• _WHAT IS EXPECTED_
Where a line contains the word "this", copy that line.

* Begin STORED RECORDS *

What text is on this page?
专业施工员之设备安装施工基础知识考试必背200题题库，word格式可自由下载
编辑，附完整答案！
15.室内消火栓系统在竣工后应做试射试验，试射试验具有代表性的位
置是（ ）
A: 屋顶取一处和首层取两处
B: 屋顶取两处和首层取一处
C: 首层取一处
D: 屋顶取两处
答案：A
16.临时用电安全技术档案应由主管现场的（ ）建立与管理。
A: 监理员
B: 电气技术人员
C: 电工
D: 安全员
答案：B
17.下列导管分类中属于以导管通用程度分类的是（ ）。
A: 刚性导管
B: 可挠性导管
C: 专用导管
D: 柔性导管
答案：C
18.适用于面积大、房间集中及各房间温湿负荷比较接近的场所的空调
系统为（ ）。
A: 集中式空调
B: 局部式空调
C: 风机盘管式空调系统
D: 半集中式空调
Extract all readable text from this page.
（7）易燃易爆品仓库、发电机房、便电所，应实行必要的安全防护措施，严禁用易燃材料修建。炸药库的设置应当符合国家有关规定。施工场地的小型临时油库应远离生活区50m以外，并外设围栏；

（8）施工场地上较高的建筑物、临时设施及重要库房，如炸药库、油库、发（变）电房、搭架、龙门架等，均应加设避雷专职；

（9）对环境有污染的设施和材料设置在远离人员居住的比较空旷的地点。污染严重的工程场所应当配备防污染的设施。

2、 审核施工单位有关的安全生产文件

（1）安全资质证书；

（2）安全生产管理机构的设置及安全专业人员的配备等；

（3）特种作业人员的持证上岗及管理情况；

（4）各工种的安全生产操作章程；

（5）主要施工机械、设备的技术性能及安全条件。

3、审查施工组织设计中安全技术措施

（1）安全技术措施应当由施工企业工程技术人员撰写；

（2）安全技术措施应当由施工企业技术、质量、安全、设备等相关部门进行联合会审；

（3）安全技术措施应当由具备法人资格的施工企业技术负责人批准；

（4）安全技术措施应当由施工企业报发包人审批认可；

* End STORED RECORDS *

• _TASK RESULT_
What text is on this page?
Extract all readable text from this page.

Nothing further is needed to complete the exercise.